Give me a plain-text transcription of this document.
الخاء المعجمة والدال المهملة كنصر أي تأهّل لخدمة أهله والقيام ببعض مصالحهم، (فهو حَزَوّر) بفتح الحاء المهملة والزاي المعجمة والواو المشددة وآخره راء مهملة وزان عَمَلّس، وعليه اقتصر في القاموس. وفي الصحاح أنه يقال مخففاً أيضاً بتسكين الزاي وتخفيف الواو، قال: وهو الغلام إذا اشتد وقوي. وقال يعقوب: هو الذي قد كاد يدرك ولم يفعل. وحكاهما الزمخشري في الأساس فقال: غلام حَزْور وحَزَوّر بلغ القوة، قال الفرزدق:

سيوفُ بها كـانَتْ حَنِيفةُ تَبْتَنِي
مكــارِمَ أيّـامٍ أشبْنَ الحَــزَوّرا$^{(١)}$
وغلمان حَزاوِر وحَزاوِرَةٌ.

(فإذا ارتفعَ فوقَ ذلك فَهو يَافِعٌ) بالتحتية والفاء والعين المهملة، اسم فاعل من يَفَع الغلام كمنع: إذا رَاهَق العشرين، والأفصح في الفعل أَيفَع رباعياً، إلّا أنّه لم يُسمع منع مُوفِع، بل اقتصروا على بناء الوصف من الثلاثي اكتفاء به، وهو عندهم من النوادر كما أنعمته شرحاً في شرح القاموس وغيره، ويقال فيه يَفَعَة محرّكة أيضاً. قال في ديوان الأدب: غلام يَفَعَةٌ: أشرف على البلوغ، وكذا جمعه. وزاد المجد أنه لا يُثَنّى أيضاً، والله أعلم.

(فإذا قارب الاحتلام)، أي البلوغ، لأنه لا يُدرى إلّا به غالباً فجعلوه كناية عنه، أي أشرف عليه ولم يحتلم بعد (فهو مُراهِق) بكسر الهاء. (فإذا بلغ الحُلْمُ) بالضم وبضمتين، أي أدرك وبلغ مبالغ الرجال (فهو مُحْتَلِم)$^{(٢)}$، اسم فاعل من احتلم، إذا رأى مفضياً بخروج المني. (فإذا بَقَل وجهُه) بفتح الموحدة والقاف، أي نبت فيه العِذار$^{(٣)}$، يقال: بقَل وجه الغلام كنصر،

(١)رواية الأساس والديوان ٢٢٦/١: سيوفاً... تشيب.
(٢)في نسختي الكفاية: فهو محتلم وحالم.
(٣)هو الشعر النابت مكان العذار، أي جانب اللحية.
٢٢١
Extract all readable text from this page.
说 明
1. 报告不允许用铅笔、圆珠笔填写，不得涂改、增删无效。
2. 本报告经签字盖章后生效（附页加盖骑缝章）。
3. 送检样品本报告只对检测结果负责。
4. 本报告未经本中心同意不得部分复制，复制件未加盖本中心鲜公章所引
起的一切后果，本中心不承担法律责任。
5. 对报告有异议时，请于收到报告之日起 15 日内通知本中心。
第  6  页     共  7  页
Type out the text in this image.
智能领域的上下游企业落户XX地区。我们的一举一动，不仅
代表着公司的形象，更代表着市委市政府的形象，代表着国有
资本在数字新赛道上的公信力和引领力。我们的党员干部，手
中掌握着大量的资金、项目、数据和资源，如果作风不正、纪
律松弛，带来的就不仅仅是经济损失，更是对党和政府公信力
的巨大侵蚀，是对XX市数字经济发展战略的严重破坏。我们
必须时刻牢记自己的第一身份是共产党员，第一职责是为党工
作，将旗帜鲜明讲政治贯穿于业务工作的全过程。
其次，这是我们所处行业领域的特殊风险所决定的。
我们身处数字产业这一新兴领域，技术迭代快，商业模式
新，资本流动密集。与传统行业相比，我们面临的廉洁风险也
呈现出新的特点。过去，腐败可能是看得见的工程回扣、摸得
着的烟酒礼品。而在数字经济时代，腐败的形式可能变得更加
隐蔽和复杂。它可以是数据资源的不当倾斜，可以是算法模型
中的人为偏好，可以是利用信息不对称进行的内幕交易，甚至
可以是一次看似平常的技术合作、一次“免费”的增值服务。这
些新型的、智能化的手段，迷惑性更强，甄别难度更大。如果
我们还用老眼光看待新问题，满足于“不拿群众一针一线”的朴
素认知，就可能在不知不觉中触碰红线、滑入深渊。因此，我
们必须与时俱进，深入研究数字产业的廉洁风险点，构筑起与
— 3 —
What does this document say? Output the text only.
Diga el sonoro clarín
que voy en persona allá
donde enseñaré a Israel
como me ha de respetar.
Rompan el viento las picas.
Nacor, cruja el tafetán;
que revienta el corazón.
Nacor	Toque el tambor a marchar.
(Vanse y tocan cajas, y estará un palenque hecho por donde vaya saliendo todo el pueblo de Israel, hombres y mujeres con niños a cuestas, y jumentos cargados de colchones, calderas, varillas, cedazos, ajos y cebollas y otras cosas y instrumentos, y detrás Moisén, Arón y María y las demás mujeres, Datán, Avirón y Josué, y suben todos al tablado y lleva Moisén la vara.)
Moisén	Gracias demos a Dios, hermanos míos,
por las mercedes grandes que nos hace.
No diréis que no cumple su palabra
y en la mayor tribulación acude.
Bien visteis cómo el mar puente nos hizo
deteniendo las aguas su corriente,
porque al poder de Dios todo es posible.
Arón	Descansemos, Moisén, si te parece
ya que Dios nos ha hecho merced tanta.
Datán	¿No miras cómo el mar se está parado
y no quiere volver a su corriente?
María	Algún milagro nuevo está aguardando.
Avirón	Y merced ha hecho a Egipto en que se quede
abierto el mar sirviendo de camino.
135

## EXERCISE REQUIREMENTS:
Check each line of the entries for the string "María". Copy the lines that have it.

## CORRECT RESPONSE:
(Vanse y tocan cajas, y estará un palenque hecho por donde vaya saliendo todo el pueblo de Israel, hombres y mujeres con niños a cuestas, y jumentos cargados de colchones, calderas, varillas, cedazos, ajos y cebollas y otras cosas y instrumentos, y detrás Moisén, Arón y María y las demás mujeres, Datán, Avirón y Josué, y suben todos al tablado y lleva Moisén la vara.)
María	Algún milagro nuevo está aguardando.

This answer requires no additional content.